(Stored data)

##############################

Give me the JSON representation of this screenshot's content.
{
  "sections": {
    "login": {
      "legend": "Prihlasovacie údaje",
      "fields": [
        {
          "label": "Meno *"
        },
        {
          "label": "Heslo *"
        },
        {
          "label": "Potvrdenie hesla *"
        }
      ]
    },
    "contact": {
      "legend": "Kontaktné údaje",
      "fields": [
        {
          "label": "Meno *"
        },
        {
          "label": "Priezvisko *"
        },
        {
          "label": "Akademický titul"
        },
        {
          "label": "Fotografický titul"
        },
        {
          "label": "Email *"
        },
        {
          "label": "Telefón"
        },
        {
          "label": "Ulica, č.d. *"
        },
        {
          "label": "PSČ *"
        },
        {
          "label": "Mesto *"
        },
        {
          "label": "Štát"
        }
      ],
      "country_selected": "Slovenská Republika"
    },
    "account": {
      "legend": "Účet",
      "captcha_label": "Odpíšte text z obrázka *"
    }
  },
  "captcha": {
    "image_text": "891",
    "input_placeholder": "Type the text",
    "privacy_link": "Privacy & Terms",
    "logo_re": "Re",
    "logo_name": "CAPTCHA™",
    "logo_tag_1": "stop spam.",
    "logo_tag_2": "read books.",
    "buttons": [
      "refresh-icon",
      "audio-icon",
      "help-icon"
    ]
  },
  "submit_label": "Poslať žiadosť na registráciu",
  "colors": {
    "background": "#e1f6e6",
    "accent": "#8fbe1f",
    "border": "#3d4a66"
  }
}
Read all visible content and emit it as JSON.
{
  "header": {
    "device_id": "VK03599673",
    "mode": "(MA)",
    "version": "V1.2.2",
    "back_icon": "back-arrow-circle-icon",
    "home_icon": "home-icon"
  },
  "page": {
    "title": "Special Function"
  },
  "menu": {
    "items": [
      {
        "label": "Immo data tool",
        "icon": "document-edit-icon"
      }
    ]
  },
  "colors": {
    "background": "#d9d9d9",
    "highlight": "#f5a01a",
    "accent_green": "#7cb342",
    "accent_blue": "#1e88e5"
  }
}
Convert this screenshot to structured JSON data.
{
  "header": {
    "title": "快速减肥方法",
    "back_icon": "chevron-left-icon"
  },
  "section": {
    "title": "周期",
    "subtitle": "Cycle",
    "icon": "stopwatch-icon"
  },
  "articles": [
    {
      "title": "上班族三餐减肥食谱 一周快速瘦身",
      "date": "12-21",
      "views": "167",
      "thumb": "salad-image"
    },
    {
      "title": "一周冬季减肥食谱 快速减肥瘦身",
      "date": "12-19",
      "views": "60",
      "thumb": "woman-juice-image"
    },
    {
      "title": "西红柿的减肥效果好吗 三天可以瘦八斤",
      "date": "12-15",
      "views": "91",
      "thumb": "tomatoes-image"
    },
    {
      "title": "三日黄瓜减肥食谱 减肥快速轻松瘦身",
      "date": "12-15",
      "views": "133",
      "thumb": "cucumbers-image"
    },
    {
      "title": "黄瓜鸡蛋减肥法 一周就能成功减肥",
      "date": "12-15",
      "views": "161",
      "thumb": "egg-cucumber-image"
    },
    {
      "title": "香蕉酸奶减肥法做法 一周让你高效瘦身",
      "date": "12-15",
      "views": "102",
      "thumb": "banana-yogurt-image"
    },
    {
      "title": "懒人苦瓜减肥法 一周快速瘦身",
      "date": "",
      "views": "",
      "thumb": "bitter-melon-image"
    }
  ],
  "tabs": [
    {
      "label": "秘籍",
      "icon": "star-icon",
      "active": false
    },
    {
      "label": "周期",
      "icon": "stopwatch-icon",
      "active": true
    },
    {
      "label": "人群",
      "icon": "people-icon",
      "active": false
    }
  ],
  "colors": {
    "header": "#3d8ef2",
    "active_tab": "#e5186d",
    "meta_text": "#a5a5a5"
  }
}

##############################

▶ **EXERCISE REQUIREMENTS**
Set down the entries verbatim, leaving none out.

▶ **SOLUTION FOR THIS TASK**
Give me the JSON representation of this screenshot's content.
{
  "sections": {
    "login": {
      "legend": "Prihlasovacie údaje",
      "fields": [
        {
          "label": "Meno *"
        },
        {
          "label": "Heslo *"
        },
        {
          "label": "Potvrdenie hesla *"
        }
      ]
    },
    "contact": {
      "legend": "Kontaktné údaje",
      "fields": [
        {
          "label": "Meno *"
        },
        {
          "label": "Priezvisko *"
        },
        {
          "label": "Akademický titul"
        },
        {
          "label": "Fotografický titul"
        },
        {
          "label": "Email *"
        },
        {
          "label": "Telefón"
        },
        {
          "label": "Ulica, č.d. *"
        },
        {
          "label": "PSČ *"
        },
        {
          "label": "Mesto *"
        },
        {
          "label": "Štát"
        }
      ],
      "country_selected": "Slovenská Republika"
    },
    "account": {
      "legend": "Účet",
      "captcha_label": "Odpíšte text z obrázka *"
    }
  },
  "captcha": {
    "image_text": "891",
    "input_placeholder": "Type the text",
    "privacy_link": "Privacy & Terms",
    "logo_re": "Re",
    "logo_name": "CAPTCHA™",
    "logo_tag_1": "stop spam.",
    "logo_tag_2": "read books.",
    "buttons": [
      "refresh-icon",
      "audio-icon",
      "help-icon"
    ]
  },
  "submit_label": "Poslať žiadosť na registráciu",
  "colors": {
    "background": "#e1f6e6",
    "accent": "#8fbe1f",
    "border": "#3d4a66"
  }
}
Read all visible content and emit it as JSON.
{
  "header": {
    "device_id": "VK03599673",
    "mode": "(MA)",
    "version": "V1.2.2",
    "back_icon": "back-arrow-circle-icon",
    "home_icon": "home-icon"
  },
  "page": {
    "title": "Special Function"
  },
  "menu": {
    "items": [
      {
        "label": "Immo data tool",
        "icon": "document-edit-icon"
      }
    ]
  },
  "colors": {
    "background": "#d9d9d9",
    "highlight": "#f5a01a",
    "accent_green": "#7cb342",
    "accent_blue": "#1e88e5"
  }
}
Convert this screenshot to structured JSON data.
{
  "header": {
    "title": "快速减肥方法",
    "back_icon": "chevron-left-icon"
  },
  "section": {
    "title": "周期",
    "subtitle": "Cycle",
    "icon": "stopwatch-icon"
  },
  "articles": [
    {
      "title": "上班族三餐减肥食谱 一周快速瘦身",
      "date": "12-21",
      "views": "167",
      "thumb": "salad-image"
    },
    {
      "title": "一周冬季减肥食谱 快速减肥瘦身",
      "date": "12-19",
      "views": "60",
      "thumb": "woman-juice-image"
    },
    {
      "title": "西红柿的减肥效果好吗 三天可以瘦八斤",
      "date": "12-15",
      "views": "91",
      "thumb": "tomatoes-image"
    },
    {
      "title": "三日黄瓜减肥食谱 减肥快速轻松瘦身",
      "date": "12-15",
      "views": "133",
      "thumb": "cucumbers-image"
    },
    {
      "title": "黄瓜鸡蛋减肥法 一周就能成功减肥",
      "date": "12-15",
      "views": "161",
      "thumb": "egg-cucumber-image"
    },
    {
      "title": "香蕉酸奶减肥法做法 一周让你高效瘦身",
      "date": "12-15",
      "views": "102",
      "thumb": "banana-yogurt-image"
    },
    {
      "title": "懒人苦瓜减肥法 一周快速瘦身",
      "date": "",
      "views": "",
      "thumb": "bitter-melon-image"
    }
  ],
  "tabs": [
    {
      "label": "秘籍",
      "icon": "star-icon",
      "active": false
    },
    {
      "label": "周期",
      "icon": "stopwatch-icon",
      "active": true
    },
    {
      "label": "人群",
      "icon": "people-icon",
      "active": false
    }
  ],
  "colors": {
    "header": "#3d8ef2",
    "active_tab": "#e5186d",
    "meta_text": "#a5a5a5"
  }
}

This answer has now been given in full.